[TASK DETAILS]
From the line containing "Parse this screenshot: output" down to the last line of the records below, copy every line exactly. Leave out everything before it.

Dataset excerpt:
####
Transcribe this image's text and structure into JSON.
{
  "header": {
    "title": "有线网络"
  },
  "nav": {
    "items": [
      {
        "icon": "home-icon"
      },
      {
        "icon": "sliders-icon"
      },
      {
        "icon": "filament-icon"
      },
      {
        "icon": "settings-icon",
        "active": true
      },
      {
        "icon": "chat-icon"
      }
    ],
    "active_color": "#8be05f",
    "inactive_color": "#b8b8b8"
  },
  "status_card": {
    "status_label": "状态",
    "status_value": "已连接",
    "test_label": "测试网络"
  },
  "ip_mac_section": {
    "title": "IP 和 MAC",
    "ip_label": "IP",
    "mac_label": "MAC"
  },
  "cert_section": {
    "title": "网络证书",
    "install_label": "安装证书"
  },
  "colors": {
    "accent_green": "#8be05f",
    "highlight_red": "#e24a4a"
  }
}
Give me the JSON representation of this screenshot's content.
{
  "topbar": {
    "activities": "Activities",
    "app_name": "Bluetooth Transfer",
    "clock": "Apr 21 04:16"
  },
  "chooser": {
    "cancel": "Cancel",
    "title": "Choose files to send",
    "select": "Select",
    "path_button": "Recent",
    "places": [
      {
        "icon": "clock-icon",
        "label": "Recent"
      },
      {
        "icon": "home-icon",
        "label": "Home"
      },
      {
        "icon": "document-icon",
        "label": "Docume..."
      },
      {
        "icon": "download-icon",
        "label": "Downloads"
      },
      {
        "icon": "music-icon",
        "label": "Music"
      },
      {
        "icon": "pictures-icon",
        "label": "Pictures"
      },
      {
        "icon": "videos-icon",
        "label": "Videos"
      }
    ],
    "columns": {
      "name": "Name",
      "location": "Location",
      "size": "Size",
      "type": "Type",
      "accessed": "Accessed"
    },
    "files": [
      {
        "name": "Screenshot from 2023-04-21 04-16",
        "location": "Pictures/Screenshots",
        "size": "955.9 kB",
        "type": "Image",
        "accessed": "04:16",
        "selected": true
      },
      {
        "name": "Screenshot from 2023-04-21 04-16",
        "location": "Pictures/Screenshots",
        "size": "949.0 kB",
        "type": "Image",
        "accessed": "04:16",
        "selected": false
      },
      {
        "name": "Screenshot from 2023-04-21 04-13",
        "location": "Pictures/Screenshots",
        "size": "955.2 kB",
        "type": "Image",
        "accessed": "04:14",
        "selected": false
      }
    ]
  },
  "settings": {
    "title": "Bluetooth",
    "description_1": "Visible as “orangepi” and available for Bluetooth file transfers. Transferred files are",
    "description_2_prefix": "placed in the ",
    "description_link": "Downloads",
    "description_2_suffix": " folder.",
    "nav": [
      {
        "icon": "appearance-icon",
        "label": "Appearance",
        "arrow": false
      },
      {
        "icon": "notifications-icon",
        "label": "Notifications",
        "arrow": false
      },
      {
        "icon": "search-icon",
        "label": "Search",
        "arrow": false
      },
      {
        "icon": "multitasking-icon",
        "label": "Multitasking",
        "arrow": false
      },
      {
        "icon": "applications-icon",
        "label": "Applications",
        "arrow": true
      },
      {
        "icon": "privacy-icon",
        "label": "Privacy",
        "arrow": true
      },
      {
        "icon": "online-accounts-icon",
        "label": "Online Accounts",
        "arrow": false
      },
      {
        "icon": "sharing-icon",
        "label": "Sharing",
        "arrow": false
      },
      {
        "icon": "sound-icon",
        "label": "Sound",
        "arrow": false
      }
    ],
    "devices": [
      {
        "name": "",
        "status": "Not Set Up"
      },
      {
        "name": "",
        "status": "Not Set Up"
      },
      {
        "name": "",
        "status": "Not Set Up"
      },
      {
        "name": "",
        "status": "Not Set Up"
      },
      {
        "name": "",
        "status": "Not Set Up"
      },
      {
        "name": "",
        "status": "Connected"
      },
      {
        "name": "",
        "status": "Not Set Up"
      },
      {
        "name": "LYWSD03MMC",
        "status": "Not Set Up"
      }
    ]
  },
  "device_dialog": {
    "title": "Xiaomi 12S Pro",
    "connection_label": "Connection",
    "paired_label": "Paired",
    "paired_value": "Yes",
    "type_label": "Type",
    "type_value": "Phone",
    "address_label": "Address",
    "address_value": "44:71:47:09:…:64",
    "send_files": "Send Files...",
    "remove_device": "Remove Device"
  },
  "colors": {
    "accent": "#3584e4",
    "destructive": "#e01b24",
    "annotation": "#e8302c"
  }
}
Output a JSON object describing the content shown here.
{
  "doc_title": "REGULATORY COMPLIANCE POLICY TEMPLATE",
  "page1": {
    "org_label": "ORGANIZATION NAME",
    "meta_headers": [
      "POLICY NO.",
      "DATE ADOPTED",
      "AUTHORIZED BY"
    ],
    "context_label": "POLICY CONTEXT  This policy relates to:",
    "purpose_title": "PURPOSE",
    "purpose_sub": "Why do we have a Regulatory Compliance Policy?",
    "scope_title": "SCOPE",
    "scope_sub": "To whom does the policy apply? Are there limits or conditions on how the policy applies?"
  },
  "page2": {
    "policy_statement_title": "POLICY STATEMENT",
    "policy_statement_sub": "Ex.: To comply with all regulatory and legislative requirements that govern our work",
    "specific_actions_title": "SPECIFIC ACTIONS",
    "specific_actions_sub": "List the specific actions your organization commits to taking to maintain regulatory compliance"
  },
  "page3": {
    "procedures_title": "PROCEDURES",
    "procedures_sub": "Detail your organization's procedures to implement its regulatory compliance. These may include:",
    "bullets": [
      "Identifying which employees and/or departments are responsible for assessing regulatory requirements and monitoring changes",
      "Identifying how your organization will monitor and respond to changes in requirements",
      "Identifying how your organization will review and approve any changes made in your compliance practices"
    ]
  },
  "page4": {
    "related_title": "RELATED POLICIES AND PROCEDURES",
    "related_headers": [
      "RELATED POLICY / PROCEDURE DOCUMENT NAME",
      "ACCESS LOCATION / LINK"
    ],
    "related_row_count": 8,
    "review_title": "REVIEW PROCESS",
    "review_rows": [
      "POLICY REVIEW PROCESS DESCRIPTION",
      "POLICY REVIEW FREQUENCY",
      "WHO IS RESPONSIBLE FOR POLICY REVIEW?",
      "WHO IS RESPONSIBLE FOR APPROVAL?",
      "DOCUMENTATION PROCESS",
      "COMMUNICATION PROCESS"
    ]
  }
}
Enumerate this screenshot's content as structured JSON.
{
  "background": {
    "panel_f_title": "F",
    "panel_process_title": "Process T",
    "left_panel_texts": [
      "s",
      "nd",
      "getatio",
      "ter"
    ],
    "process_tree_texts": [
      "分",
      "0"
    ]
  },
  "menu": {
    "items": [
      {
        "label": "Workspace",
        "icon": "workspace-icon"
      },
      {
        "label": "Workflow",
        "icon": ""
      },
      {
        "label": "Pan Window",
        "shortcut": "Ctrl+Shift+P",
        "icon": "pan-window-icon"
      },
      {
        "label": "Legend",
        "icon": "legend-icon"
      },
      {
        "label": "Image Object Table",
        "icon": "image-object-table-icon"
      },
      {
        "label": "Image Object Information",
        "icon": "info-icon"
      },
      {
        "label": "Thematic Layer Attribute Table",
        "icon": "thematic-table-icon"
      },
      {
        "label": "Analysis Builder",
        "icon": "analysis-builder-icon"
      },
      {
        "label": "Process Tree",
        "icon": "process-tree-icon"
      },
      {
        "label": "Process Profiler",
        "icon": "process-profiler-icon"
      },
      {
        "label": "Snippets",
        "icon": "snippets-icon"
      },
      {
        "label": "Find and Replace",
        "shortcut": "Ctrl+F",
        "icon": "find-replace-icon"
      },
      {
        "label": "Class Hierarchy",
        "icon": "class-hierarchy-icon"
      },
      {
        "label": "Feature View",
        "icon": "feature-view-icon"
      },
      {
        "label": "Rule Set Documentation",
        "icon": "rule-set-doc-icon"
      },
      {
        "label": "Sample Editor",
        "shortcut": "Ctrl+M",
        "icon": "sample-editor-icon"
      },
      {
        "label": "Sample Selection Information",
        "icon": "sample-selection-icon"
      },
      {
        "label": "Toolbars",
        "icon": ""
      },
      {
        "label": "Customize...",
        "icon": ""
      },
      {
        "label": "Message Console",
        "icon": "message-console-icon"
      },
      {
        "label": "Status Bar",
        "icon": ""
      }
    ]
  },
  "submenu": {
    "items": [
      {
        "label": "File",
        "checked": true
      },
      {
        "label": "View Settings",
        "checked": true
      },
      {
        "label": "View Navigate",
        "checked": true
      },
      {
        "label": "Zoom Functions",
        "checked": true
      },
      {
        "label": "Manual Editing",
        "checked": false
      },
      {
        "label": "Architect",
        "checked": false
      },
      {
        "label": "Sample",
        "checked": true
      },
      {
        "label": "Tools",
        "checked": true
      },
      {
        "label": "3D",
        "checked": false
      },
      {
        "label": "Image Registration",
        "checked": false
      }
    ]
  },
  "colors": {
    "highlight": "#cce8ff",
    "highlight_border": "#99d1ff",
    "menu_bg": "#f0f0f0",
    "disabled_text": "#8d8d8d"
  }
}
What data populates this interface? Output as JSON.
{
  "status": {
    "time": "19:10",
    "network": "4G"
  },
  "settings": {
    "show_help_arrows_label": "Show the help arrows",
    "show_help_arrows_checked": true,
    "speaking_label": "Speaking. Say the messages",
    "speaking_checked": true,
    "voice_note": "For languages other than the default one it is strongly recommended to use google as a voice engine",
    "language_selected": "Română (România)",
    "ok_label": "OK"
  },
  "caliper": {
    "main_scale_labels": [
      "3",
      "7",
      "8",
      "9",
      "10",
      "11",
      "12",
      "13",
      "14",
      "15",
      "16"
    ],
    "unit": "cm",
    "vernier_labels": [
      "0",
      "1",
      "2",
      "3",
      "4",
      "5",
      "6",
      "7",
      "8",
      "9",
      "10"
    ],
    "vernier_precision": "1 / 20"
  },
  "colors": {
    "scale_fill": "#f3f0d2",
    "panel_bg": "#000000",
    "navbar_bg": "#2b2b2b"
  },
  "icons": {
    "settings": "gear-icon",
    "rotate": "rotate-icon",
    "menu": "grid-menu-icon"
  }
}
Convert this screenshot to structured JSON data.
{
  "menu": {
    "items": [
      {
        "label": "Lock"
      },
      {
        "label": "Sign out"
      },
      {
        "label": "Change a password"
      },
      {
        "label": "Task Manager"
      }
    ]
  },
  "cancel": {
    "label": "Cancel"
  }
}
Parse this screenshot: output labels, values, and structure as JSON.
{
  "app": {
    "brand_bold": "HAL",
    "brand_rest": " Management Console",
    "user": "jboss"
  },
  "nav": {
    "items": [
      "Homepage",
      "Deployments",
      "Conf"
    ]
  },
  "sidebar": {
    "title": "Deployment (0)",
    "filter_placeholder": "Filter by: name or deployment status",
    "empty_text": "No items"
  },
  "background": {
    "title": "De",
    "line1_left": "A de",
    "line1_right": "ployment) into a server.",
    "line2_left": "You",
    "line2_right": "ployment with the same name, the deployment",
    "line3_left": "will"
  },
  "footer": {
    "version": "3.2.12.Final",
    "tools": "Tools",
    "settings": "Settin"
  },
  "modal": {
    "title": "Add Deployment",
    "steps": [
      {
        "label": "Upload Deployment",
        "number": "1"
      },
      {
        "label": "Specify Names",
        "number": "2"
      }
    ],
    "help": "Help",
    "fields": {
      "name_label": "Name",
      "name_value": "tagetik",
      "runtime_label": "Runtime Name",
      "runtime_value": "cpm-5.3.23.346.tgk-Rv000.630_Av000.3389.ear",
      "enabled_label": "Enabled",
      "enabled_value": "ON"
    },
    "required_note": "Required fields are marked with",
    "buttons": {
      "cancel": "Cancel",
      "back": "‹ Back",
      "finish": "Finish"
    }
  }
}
####
[SOLVED PROBLEM]
Parse this screenshot: output labels, values, and structure as JSON.
{
  "app": {
    "brand_bold": "HAL",
    "brand_rest": " Management Console",
    "user": "jboss"
  },
  "nav": {
    "items": [
      "Homepage",
      "Deployments",
      "Conf"
    ]
  },
  "sidebar": {
    "title": "Deployment (0)",
    "filter_placeholder": "Filter by: name or deployment status",
    "empty_text": "No items"
  },
  "background": {
    "title": "De",
    "line1_left": "A de",
    "line1_right": "ployment) into a server.",
    "line2_left": "You",
    "line2_right": "ployment with the same name, the deployment",
    "line3_left": "will"
  },
  "footer": {
    "version": "3.2.12.Final",
    "tools": "Tools",
    "settings": "Settin"
  },
  "modal": {
    "title": "Add Deployment",
    "steps": [
      {
        "label": "Upload Deployment",
        "number": "1"
      },
      {
        "label": "Specify Names",
        "number": "2"
      }
    ],
    "help": "Help",
    "fields": {
      "name_label": "Name",
      "name_value": "tagetik",
      "runtime_label": "Runtime Name",
      "runtime_value": "cpm-5.3.23.346.tgk-Rv000.630_Av000.3389.ear",
      "enabled_label": "Enabled",
      "enabled_value": "ON"
    },
    "required_note": "Required fields are marked with",
    "buttons": {
      "cancel": "Cancel",
      "back": "‹ Back",
      "finish": "Finish"
    }
  }
}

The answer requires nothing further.